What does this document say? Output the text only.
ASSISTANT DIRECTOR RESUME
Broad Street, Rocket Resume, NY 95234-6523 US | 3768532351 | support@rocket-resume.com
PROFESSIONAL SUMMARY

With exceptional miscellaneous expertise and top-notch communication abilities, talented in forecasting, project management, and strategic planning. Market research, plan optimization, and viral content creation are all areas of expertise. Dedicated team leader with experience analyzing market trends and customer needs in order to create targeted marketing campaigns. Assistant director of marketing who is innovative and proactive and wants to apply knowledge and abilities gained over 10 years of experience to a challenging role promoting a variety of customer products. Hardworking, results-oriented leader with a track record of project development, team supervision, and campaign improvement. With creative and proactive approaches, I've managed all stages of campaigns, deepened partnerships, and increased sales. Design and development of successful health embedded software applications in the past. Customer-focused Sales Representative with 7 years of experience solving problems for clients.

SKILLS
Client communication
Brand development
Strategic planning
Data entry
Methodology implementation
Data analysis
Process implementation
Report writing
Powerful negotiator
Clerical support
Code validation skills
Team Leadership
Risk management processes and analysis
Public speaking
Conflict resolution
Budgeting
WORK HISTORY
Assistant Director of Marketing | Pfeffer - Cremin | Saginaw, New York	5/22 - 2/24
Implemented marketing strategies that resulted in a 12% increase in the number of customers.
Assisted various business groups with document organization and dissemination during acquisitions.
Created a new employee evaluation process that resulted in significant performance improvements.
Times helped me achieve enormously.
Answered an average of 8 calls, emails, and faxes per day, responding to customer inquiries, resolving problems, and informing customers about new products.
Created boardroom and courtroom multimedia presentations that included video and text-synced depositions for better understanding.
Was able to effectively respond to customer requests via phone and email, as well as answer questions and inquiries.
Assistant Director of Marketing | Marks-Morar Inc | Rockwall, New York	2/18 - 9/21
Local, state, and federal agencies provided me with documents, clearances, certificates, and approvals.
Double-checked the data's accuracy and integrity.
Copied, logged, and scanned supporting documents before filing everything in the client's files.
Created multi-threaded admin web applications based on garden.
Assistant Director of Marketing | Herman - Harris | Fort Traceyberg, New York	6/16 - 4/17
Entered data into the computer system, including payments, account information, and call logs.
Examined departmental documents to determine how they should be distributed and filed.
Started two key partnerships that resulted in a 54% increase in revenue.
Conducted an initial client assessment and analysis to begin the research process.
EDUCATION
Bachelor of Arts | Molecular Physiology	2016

--

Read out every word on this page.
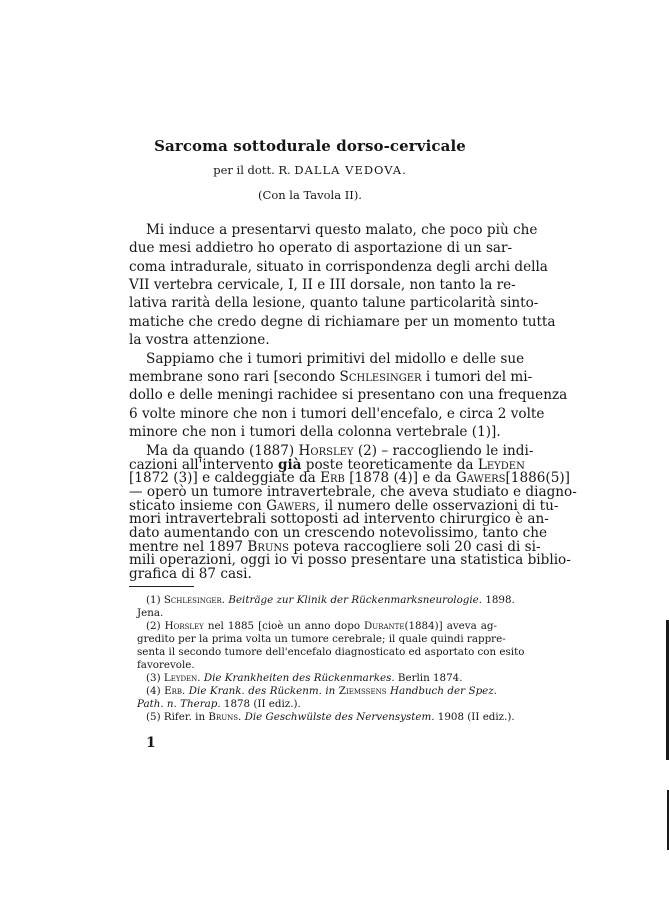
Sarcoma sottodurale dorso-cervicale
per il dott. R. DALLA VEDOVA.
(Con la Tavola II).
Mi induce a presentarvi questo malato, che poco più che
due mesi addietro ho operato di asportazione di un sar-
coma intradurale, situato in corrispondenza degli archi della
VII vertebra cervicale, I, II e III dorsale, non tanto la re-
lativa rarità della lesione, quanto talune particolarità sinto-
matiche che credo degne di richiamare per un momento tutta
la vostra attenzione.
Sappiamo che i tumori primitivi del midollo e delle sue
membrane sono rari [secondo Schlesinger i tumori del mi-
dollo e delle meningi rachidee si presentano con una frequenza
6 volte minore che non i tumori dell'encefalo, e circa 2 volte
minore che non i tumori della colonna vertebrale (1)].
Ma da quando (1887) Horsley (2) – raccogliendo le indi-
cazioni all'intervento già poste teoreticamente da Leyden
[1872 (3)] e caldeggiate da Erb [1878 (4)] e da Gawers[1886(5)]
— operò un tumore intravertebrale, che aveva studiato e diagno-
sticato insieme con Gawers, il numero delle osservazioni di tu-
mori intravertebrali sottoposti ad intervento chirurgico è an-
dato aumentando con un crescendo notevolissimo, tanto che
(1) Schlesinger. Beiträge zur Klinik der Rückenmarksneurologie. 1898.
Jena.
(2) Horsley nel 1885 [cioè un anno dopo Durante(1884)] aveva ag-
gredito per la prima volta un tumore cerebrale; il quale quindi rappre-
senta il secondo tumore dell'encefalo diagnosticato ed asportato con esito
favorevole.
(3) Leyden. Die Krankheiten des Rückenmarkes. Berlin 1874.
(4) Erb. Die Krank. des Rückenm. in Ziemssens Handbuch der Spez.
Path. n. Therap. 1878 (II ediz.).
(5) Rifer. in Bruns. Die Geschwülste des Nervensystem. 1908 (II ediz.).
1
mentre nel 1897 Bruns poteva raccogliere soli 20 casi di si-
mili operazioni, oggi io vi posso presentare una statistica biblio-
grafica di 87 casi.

# PROBLEM TO SOLVE
Lines with "this": find them in the data and copy each one.

# RESPONSE BELOW
What does this document say? Output the text only.
Read out every word on this page.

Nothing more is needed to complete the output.